(Figure content listings)
- - -

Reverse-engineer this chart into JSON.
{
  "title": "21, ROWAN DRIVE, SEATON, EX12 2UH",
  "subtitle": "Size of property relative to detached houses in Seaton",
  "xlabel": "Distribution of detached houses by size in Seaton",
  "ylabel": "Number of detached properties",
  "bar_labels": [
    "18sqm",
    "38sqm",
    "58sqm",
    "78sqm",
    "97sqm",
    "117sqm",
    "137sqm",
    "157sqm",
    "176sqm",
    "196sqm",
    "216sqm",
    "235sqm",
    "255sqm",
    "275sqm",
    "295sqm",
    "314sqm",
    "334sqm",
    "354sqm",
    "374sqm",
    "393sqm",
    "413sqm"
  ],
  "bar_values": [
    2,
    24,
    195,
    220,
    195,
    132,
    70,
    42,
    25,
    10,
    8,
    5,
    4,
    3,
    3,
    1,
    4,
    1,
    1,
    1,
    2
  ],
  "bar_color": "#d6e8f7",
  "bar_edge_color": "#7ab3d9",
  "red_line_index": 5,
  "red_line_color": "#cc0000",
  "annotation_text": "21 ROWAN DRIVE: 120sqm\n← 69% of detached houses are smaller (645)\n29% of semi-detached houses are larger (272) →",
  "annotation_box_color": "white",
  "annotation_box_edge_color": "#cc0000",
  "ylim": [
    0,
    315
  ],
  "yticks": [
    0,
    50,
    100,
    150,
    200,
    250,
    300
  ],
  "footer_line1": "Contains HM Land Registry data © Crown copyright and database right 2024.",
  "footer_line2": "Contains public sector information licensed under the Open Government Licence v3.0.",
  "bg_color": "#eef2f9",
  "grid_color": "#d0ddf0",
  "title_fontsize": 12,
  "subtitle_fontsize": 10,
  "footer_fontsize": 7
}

- - -

Copy out the full listing exactly.

= RESULT BELOW =
Reverse-engineer this chart into JSON.
{
  "title": "21, ROWAN DRIVE, SEATON, EX12 2UH",
  "subtitle": "Size of property relative to detached houses in Seaton",
  "xlabel": "Distribution of detached houses by size in Seaton",
  "ylabel": "Number of detached properties",
  "bar_labels": [
    "18sqm",
    "38sqm",
    "58sqm",
    "78sqm",
    "97sqm",
    "117sqm",
    "137sqm",
    "157sqm",
    "176sqm",
    "196sqm",
    "216sqm",
    "235sqm",
    "255sqm",
    "275sqm",
    "295sqm",
    "314sqm",
    "334sqm",
    "354sqm",
    "374sqm",
    "393sqm",
    "413sqm"
  ],
  "bar_values": [
    2,
    24,
    195,
    220,
    195,
    132,
    70,
    42,
    25,
    10,
    8,
    5,
    4,
    3,
    3,
    1,
    4,
    1,
    1,
    1,
    2
  ],
  "bar_color": "#d6e8f7",
  "bar_edge_color": "#7ab3d9",
  "red_line_index": 5,
  "red_line_color": "#cc0000",
  "annotation_text": "21 ROWAN DRIVE: 120sqm\n← 69% of detached houses are smaller (645)\n29% of semi-detached houses are larger (272) →",
  "annotation_box_color": "white",
  "annotation_box_edge_color": "#cc0000",
  "ylim": [
    0,
    315
  ],
  "yticks": [
    0,
    50,
    100,
    150,
    200,
    250,
    300
  ],
  "footer_line1": "Contains HM Land Registry data © Crown copyright and database right 2024.",
  "footer_line2": "Contains public sector information licensed under the Open Government Licence v3.0.",
  "bg_color": "#eef2f9",
  "grid_color": "#d0ddf0",
  "title_fontsize": 12,
  "subtitle_fontsize": 10,
  "footer_fontsize": 7
}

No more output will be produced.